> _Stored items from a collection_
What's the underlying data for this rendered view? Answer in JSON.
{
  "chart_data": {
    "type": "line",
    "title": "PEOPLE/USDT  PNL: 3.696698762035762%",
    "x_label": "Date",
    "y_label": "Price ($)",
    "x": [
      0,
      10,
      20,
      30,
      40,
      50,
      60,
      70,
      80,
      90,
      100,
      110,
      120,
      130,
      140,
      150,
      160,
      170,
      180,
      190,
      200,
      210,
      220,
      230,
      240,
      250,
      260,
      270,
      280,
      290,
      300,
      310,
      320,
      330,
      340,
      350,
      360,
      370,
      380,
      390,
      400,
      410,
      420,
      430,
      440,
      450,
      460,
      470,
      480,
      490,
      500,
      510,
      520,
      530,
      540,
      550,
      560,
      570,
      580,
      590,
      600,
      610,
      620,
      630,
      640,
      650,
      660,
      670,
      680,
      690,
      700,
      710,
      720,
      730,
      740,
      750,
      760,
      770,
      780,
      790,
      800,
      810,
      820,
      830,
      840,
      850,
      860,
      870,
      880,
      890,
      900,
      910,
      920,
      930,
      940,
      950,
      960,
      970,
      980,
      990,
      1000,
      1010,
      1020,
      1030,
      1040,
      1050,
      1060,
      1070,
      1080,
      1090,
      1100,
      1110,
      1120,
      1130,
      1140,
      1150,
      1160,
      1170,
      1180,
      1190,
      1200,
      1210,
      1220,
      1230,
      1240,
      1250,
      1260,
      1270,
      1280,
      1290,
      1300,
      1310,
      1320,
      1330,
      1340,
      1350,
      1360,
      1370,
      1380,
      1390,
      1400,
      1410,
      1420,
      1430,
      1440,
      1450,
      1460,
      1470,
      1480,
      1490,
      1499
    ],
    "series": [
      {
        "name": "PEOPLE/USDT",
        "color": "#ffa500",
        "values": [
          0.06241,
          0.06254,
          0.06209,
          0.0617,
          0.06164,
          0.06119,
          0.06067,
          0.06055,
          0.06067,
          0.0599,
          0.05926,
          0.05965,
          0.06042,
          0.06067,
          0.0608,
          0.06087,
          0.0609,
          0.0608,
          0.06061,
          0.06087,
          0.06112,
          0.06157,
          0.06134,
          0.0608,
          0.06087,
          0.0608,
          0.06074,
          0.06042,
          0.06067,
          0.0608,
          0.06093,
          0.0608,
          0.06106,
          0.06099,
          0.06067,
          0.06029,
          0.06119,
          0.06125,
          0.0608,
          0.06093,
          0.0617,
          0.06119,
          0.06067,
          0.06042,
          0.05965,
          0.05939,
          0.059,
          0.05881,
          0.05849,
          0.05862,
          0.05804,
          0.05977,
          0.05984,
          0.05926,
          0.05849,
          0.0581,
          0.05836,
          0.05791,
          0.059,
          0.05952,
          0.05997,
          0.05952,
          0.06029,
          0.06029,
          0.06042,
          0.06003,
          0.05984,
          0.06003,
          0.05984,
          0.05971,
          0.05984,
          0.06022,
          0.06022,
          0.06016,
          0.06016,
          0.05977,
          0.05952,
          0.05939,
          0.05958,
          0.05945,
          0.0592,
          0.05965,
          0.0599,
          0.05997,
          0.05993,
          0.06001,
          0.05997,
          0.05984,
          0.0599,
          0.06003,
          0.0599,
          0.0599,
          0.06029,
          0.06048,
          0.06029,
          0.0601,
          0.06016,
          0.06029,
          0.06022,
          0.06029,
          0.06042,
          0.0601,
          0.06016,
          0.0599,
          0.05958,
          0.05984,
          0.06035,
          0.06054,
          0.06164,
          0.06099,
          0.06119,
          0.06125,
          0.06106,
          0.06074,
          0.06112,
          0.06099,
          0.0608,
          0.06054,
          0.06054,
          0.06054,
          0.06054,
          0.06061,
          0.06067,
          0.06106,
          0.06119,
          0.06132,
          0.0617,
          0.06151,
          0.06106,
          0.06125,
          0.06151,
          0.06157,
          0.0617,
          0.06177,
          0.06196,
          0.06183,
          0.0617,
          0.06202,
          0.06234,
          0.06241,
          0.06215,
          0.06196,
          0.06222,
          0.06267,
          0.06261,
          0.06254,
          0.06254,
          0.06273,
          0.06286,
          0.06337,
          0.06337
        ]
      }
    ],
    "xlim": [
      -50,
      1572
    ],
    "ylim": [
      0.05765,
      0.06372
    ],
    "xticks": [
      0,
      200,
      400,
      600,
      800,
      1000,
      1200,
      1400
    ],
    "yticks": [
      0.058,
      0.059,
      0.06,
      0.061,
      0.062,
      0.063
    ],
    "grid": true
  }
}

> _What you will do_
Check each line above for the string "USDT" and show the ones that have it.

> _The output_
    "title": "PEOPLE/USDT  PNL: 3.696698762035762%",
        "name": "PEOPLE/USDT",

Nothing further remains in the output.